_Task_
Look through the records that follow. Copy every line containing the word "عبدالرحمن".

----- Record excerpts -----

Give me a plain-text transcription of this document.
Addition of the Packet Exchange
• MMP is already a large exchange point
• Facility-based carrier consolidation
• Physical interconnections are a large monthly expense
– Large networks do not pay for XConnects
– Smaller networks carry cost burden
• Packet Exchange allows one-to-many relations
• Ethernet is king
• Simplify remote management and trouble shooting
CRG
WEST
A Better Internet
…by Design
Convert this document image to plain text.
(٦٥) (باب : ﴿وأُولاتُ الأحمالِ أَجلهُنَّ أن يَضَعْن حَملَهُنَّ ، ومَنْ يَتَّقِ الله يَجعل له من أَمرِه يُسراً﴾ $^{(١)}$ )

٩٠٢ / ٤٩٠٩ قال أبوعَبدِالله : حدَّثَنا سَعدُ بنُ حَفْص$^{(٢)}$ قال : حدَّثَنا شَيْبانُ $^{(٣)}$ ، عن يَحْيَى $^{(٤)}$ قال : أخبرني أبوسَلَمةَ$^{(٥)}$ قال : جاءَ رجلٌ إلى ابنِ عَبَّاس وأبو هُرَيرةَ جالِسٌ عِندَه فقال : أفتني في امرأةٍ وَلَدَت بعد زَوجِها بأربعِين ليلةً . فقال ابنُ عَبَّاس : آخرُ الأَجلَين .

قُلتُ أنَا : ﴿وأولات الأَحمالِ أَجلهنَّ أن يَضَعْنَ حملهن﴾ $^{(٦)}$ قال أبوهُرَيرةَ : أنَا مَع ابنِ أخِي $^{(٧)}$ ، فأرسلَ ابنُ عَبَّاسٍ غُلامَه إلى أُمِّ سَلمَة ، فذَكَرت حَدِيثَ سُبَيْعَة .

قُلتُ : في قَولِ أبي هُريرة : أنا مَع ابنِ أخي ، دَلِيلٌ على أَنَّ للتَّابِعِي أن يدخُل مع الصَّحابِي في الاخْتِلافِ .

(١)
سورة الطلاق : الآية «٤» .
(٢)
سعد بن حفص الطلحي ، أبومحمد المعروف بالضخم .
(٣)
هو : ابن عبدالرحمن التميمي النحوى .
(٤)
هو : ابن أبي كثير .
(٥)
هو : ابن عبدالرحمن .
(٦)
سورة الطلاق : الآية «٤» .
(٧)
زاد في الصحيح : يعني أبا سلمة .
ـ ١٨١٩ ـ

-----

_Result of the exercise_
هو : ابن عبدالرحمن التميمي النحوى .
هو : ابن عبدالرحمن .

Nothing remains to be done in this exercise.